— Begin Dataset —
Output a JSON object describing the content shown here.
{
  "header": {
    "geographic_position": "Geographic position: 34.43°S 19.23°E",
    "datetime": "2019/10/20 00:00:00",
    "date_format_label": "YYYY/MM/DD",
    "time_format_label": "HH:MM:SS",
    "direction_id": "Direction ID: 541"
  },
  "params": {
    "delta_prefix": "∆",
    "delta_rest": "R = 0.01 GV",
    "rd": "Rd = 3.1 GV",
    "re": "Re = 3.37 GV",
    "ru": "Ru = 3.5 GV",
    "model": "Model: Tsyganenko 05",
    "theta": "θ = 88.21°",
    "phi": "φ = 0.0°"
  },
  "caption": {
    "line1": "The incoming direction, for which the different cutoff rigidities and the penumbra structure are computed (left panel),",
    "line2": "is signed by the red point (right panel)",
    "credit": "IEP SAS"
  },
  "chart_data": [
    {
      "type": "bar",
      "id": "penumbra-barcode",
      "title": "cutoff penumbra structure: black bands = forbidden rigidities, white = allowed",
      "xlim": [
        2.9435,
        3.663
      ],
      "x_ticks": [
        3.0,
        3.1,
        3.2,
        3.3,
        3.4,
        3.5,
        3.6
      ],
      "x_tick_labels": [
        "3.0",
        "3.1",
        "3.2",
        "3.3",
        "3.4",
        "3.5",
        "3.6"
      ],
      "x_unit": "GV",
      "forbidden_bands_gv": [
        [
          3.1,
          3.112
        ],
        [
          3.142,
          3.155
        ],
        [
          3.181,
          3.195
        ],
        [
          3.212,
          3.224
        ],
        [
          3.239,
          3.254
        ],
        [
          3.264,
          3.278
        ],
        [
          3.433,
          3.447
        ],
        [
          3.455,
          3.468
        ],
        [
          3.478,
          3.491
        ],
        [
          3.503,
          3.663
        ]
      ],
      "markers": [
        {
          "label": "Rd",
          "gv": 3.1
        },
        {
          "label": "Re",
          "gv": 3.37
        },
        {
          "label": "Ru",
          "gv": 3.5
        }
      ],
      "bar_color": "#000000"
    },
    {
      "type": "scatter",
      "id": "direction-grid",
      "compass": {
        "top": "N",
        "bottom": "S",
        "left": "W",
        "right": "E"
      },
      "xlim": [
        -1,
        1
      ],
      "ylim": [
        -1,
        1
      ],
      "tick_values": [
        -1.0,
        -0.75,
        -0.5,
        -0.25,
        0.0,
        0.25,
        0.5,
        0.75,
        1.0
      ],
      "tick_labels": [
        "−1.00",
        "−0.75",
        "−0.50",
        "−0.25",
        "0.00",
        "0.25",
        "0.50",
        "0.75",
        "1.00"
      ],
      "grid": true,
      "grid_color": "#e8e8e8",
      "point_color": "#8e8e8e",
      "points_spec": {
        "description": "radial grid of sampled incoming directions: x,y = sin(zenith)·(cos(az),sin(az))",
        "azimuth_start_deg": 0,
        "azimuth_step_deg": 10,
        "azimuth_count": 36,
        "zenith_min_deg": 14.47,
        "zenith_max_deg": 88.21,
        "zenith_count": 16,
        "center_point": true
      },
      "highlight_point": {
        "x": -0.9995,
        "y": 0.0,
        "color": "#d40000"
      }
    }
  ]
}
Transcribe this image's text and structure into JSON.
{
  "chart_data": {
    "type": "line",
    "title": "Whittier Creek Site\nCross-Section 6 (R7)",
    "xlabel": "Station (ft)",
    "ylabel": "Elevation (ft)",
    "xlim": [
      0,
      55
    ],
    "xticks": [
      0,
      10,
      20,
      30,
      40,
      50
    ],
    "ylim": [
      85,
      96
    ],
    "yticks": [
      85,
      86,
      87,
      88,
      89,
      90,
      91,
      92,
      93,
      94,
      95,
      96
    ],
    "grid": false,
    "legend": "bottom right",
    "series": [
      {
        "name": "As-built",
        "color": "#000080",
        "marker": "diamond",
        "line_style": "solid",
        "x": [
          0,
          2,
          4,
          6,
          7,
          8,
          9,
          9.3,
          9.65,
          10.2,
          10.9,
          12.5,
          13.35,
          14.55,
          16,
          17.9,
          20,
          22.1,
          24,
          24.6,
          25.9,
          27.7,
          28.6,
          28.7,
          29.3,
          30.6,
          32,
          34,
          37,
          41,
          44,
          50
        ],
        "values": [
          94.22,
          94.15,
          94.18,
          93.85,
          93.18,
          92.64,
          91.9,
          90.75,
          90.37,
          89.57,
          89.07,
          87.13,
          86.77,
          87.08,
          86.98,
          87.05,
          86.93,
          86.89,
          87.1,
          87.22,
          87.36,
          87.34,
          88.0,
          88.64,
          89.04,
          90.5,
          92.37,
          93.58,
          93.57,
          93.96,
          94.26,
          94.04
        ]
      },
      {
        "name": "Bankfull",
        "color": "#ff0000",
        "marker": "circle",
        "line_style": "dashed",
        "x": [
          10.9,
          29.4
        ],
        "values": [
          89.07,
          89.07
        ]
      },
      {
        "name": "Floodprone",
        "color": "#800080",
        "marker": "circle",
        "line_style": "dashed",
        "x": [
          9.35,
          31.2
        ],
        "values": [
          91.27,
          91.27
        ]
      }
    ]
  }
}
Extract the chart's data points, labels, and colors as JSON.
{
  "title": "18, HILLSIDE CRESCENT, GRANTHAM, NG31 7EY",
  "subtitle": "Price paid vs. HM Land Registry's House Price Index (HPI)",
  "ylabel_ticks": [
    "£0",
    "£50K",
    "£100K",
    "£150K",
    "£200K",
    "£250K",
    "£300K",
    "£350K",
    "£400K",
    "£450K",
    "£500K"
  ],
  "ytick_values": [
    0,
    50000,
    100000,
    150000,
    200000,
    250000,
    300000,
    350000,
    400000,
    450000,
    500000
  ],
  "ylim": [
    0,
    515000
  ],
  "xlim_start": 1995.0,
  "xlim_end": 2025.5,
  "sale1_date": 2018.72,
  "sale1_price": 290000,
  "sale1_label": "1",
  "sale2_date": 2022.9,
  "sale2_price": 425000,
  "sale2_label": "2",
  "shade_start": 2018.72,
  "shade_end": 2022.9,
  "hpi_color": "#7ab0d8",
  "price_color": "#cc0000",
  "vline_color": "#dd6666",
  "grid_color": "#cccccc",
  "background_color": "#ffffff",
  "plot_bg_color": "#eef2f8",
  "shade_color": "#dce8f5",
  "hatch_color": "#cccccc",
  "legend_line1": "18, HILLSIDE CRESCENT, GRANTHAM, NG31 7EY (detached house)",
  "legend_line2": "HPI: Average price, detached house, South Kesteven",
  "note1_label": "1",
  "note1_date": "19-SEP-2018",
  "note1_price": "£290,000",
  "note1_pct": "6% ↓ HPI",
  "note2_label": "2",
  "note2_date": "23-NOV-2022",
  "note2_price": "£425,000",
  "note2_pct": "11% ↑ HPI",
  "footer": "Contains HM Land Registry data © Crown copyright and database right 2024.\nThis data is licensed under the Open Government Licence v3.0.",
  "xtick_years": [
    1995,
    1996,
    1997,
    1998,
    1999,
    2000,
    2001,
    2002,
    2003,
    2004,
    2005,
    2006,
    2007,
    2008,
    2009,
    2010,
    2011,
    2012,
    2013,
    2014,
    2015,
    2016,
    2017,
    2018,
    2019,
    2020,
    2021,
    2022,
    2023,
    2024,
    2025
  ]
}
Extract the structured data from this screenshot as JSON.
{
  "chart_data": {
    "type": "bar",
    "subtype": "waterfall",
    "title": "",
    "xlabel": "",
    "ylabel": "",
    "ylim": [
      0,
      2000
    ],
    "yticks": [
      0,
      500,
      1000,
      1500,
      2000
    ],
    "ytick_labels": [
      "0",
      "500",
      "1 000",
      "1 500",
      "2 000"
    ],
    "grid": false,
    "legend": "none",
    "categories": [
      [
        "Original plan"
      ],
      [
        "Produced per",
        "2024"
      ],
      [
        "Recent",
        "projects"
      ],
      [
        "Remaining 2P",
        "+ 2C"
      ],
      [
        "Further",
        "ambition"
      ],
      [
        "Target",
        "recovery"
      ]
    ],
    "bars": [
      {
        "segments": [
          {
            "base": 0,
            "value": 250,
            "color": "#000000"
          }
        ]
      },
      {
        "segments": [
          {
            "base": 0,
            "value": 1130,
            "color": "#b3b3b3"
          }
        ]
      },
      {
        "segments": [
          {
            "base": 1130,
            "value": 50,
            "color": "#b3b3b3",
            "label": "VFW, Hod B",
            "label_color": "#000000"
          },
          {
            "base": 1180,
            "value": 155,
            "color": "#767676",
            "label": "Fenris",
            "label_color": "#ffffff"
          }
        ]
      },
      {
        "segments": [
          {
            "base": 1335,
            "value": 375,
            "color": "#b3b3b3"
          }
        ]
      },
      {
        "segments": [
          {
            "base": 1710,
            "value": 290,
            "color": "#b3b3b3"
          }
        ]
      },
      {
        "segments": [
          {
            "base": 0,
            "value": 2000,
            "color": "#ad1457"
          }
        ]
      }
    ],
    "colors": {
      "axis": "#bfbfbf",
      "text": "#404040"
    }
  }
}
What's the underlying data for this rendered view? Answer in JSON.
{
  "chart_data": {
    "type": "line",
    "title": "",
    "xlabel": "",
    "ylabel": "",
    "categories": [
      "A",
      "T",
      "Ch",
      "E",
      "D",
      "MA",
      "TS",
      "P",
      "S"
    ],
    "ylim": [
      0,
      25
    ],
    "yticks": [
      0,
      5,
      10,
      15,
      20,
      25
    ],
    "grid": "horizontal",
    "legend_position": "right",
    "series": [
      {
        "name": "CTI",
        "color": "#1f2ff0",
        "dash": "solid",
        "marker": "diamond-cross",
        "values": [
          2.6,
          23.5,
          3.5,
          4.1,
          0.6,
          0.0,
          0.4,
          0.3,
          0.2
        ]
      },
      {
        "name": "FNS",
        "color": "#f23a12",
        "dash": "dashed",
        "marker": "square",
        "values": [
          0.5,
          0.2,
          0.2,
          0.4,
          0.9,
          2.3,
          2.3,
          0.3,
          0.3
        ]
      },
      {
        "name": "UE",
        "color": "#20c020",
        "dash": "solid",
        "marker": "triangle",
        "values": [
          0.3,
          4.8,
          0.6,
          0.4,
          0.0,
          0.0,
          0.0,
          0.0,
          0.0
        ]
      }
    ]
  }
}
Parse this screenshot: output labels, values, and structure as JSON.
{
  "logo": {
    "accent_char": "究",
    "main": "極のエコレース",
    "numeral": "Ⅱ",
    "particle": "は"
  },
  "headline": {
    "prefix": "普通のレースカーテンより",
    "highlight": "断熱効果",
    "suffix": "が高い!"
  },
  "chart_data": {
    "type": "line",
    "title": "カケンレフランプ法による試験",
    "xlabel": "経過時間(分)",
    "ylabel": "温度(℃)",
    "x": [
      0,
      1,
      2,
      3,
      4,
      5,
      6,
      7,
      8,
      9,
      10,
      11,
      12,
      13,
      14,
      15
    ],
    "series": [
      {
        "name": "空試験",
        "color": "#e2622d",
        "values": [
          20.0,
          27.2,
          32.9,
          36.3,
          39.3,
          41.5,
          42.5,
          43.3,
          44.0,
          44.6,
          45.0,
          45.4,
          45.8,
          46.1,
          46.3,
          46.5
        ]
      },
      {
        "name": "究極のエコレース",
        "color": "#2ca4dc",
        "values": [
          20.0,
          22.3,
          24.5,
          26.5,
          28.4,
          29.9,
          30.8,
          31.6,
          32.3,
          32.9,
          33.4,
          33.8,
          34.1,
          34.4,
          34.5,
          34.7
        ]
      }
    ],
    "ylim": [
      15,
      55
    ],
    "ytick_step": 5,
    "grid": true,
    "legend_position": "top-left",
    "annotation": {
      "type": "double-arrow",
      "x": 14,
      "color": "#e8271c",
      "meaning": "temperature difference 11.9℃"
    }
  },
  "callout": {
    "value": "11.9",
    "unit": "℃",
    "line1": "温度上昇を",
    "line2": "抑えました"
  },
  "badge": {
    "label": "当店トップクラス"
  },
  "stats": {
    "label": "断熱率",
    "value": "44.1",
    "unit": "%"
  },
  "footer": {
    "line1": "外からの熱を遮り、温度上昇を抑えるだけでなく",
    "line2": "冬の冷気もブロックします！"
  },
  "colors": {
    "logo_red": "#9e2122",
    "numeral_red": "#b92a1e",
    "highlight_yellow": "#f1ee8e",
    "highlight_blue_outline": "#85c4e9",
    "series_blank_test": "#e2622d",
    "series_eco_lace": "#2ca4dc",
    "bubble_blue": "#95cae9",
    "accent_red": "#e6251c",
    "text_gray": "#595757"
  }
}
— End Dataset —
● **Exercise objective**
Read through the data and copy every line where "HILLSIDE" shows up.

● **Output for this task**
  "title": "18, HILLSIDE CRESCENT, GRANTHAM, NG31 7EY",
  "legend_line1": "18, HILLSIDE CRESCENT, GRANTHAM, NG31 7EY (detached house)",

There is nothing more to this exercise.